'''

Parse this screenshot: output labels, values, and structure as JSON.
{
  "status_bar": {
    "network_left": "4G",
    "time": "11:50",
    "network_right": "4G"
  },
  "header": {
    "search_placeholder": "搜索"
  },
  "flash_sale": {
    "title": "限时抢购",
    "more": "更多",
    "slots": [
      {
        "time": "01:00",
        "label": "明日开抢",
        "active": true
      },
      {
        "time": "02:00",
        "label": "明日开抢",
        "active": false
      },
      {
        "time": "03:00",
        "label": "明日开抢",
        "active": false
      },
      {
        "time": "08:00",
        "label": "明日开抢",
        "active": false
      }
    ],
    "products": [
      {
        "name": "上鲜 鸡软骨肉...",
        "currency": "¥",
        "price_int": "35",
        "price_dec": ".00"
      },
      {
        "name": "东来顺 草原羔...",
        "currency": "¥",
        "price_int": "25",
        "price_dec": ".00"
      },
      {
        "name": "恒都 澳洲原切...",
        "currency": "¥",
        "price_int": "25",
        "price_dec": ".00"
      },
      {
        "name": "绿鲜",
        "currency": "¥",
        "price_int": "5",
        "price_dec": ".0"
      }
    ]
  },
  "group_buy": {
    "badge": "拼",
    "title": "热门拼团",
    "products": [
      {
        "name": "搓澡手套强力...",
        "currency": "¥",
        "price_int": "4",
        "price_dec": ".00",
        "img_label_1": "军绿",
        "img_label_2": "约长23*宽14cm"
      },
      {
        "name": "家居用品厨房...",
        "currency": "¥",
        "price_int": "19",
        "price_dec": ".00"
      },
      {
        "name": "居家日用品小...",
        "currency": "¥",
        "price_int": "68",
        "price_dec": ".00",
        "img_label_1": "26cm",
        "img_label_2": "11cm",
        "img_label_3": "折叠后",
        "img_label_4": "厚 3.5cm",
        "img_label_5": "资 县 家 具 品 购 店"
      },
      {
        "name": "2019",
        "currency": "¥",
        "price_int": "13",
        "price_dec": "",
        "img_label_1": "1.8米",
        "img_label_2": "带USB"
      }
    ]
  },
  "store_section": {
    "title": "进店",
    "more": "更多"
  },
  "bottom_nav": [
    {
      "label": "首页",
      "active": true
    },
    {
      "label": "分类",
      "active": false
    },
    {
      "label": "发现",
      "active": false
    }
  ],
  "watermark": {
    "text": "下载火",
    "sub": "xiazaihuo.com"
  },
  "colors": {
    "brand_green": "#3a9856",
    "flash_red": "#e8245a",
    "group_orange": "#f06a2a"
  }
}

'''

**GIVEN PROBLEM**: Look above for every line with the word "time" and copy it.

**SOLUTION TO THIS PROBLEM**:
    "time": "11:50",
        "time": "01:00",
        "time": "02:00",
        "time": "03:00",
        "time": "08:00",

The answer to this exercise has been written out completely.